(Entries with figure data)
########################################

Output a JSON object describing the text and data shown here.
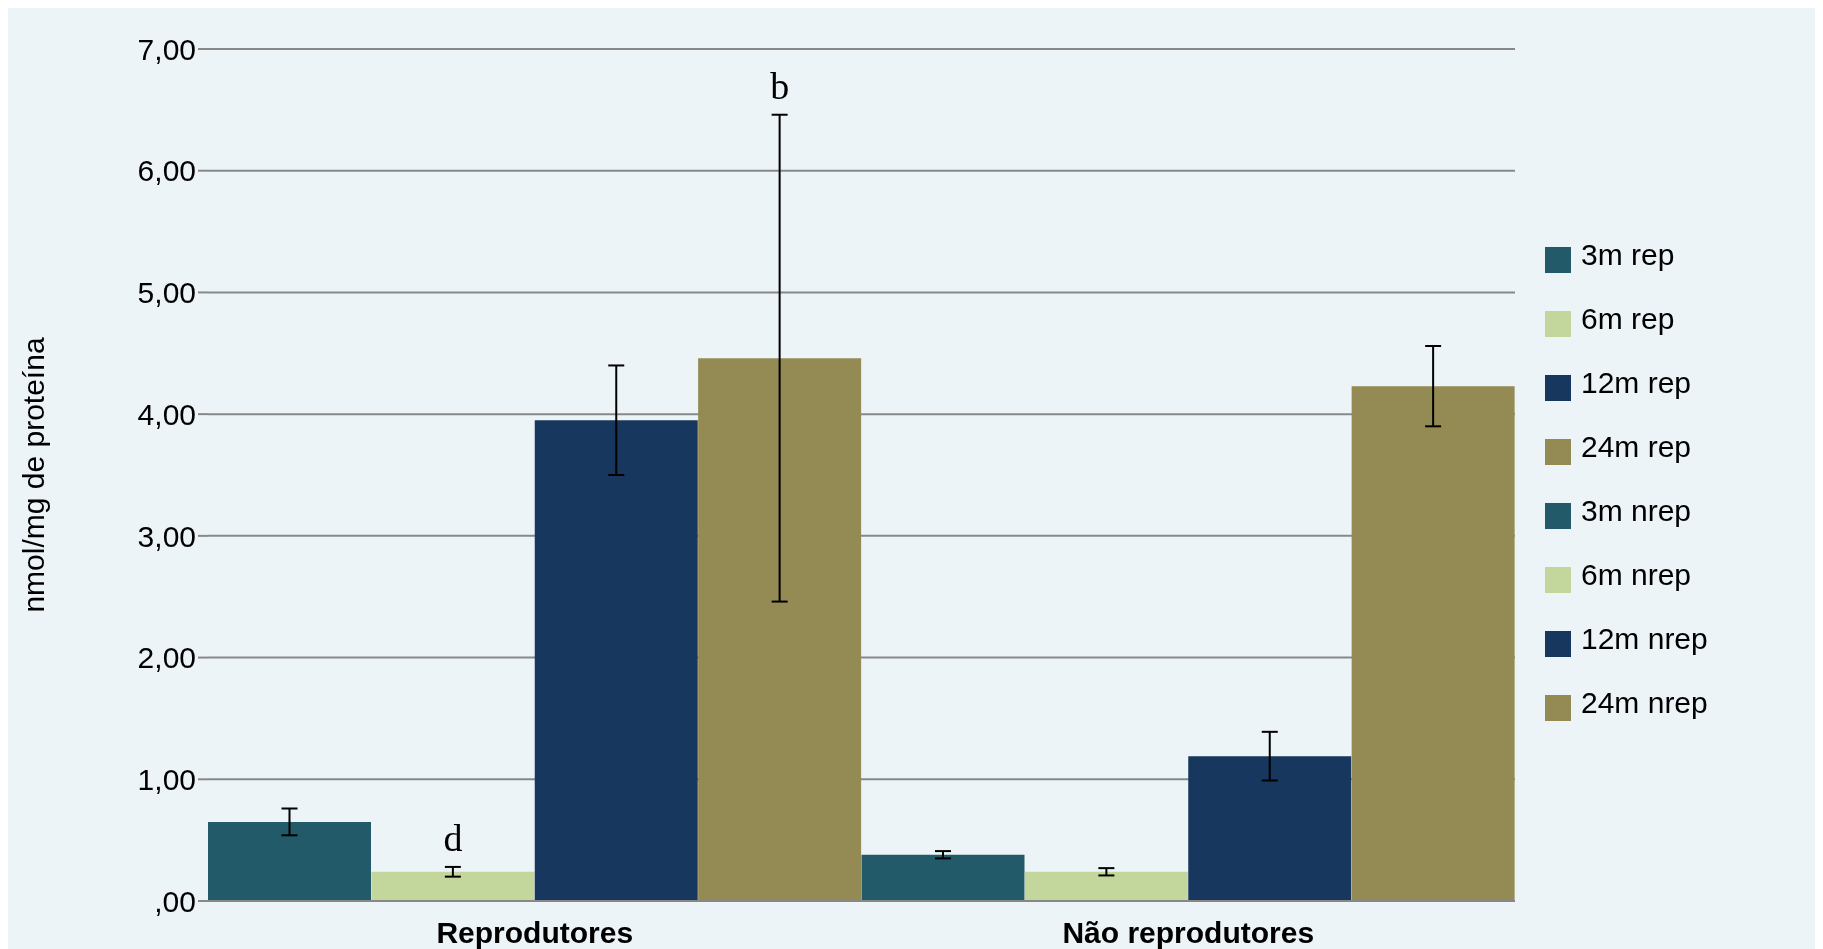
{
  "chart_data": {
    "type": "bar",
    "ylabel": "nmol/mg de proteína",
    "categories": [
      "Reprodutores",
      "Não reprodutores"
    ],
    "series": [
      {
        "name": "3m rep",
        "color": "#225a6a",
        "values": [
          0.65,
          null
        ],
        "errors": [
          0.11,
          null
        ]
      },
      {
        "name": "6m rep",
        "color": "#c3d69b",
        "values": [
          0.24,
          null
        ],
        "errors": [
          0.04,
          null
        ]
      },
      {
        "name": "12m rep",
        "color": "#17375e",
        "values": [
          3.95,
          null
        ],
        "errors": [
          0.45,
          null
        ]
      },
      {
        "name": "24m rep",
        "color": "#948a54",
        "values": [
          4.46,
          null
        ],
        "errors": [
          2.0,
          null
        ]
      },
      {
        "name": "3m nrep",
        "color": "#225a6a",
        "values": [
          null,
          0.38
        ],
        "errors": [
          null,
          0.03
        ]
      },
      {
        "name": "6m nrep",
        "color": "#c3d69b",
        "values": [
          null,
          0.24
        ],
        "errors": [
          null,
          0.03
        ]
      },
      {
        "name": "12m nrep",
        "color": "#17375e",
        "values": [
          null,
          1.19
        ],
        "errors": [
          null,
          0.2
        ]
      },
      {
        "name": "24m nrep",
        "color": "#948a54",
        "values": [
          null,
          4.23
        ],
        "errors": [
          null,
          0.33
        ]
      }
    ],
    "ylim": [
      0,
      7
    ],
    "yticks": [
      {
        "value": 0,
        "label": ",00"
      },
      {
        "value": 1,
        "label": "1,00"
      },
      {
        "value": 2,
        "label": "2,00"
      },
      {
        "value": 3,
        "label": "3,00"
      },
      {
        "value": 4,
        "label": "4,00"
      },
      {
        "value": 5,
        "label": "5,00"
      },
      {
        "value": 6,
        "label": "6,00"
      },
      {
        "value": 7,
        "label": "7,00"
      }
    ],
    "grid": "y",
    "legend": "right",
    "annotations": [
      {
        "text": "d",
        "x": "Reprodutores",
        "y": 0.24
      },
      "b"
    ]
  }
}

########################################

To be done
In the entries above, find each line with the string "text" and copy it.

Solution for this exercise
Output a JSON object describing the text and data shown here.
        "text": "d",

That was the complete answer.